GIVEN DATA:

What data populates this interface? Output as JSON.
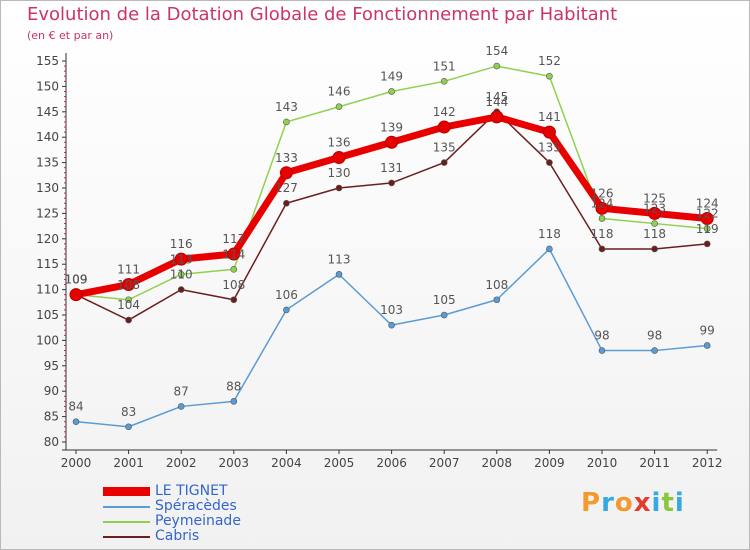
{
  "title": "Evolution de la Dotation Globale de Fonctionnement par Habitant",
  "subtitle": "(en € et par an)",
  "brand": {
    "text": "Proxiti",
    "colors": [
      "#f29a2e",
      "#36a9e1",
      "#f29a2e",
      "#e63c2f",
      "#36a9e1",
      "#8cc63f",
      "#36a9e1"
    ]
  },
  "chart_data": {
    "type": "line",
    "x": [
      "2000",
      "2001",
      "2002",
      "2003",
      "2004",
      "2005",
      "2006",
      "2007",
      "2008",
      "2009",
      "2010",
      "2011",
      "2012"
    ],
    "ylim": [
      80,
      155
    ],
    "yticks": [
      80,
      85,
      90,
      95,
      100,
      105,
      110,
      115,
      120,
      125,
      130,
      135,
      140,
      145,
      150,
      155
    ],
    "grid": false,
    "legend_position": "bottom-left",
    "series": [
      {
        "name": "LE TIGNET",
        "color": "#e80000",
        "values": [
          109,
          111,
          116,
          117,
          133,
          136,
          139,
          142,
          144,
          141,
          126,
          125,
          124
        ]
      },
      {
        "name": "Spéracèdes",
        "color": "#5b9bd5",
        "values": [
          84,
          83,
          87,
          88,
          106,
          113,
          103,
          105,
          108,
          118,
          98,
          98,
          99
        ]
      },
      {
        "name": "Peymeinade",
        "color": "#8fd14f",
        "values": [
          109,
          108,
          113,
          114,
          143,
          146,
          149,
          151,
          154,
          152,
          124,
          123,
          122
        ]
      },
      {
        "name": "Cabris",
        "color": "#6b1e1e",
        "values": [
          109,
          104,
          110,
          108,
          127,
          130,
          131,
          135,
          145,
          135,
          118,
          118,
          119
        ]
      }
    ]
  }
}
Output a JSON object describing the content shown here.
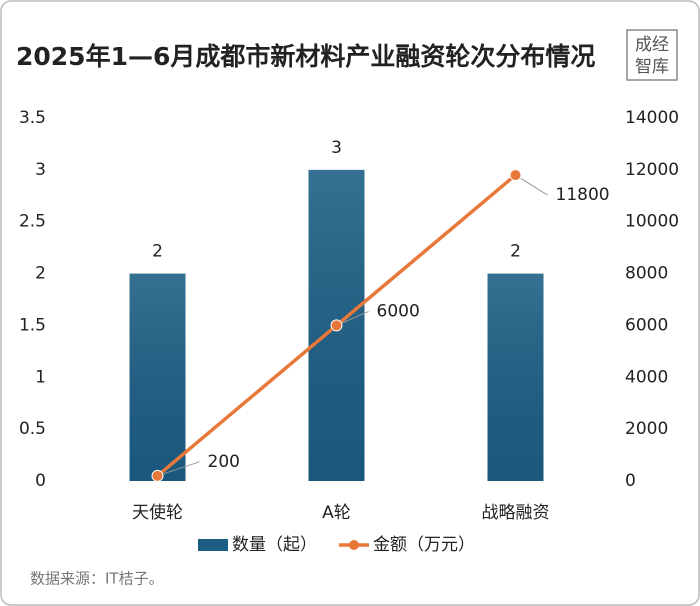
{
  "chart_data": {
    "type": "bar",
    "title": "2025年1—6月成都市新材料产业融资轮次分布情况",
    "logo": [
      "成经",
      "智库"
    ],
    "source": "数据来源：IT桔子。",
    "categories": [
      "天使轮",
      "A轮",
      "战略融资"
    ],
    "series": [
      {
        "name": "数量（起）",
        "type": "bar",
        "color": "#1b5d83",
        "values": [
          2,
          3,
          2
        ]
      },
      {
        "name": "金额（万元）",
        "type": "line",
        "axis": "y2",
        "color": "#e8773a",
        "values": [
          200,
          6000,
          11800
        ]
      }
    ],
    "ylim": [
      0,
      3.5
    ],
    "yticks": [
      0,
      0.5,
      1,
      1.5,
      2,
      2.5,
      3,
      3.5
    ],
    "y2lim": [
      0,
      14000
    ],
    "y2ticks": [
      0,
      2000,
      4000,
      6000,
      8000,
      10000,
      12000,
      14000
    ],
    "legend": "bottom"
  }
}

PROBLEM TO WORK ON: In the records above, find the line containing "Output a JSON". Reproduce it and every line after it through the last line, omitting pictures.

REPLY TO THE TASK:
Output a JSON object describing the content shown here.
{
  "chart_data": {
    "type": "bar",
    "title": "2025年1—6月成都市新材料产业融资轮次分布情况",
    "logo": [
      "成经",
      "智库"
    ],
    "source": "数据来源：IT桔子。",
    "categories": [
      "天使轮",
      "A轮",
      "战略融资"
    ],
    "series": [
      {
        "name": "数量（起）",
        "type": "bar",
        "color": "#1b5d83",
        "values": [
          2,
          3,
          2
        ]
      },
      {
        "name": "金额（万元）",
        "type": "line",
        "axis": "y2",
        "color": "#e8773a",
        "values": [
          200,
          6000,
          11800
        ]
      }
    ],
    "ylim": [
      0,
      3.5
    ],
    "yticks": [
      0,
      0.5,
      1,
      1.5,
      2,
      2.5,
      3,
      3.5
    ],
    "y2lim": [
      0,
      14000
    ],
    "y2ticks": [
      0,
      2000,
      4000,
      6000,
      8000,
      10000,
      12000,
      14000
    ],
    "legend": "bottom"
  }
}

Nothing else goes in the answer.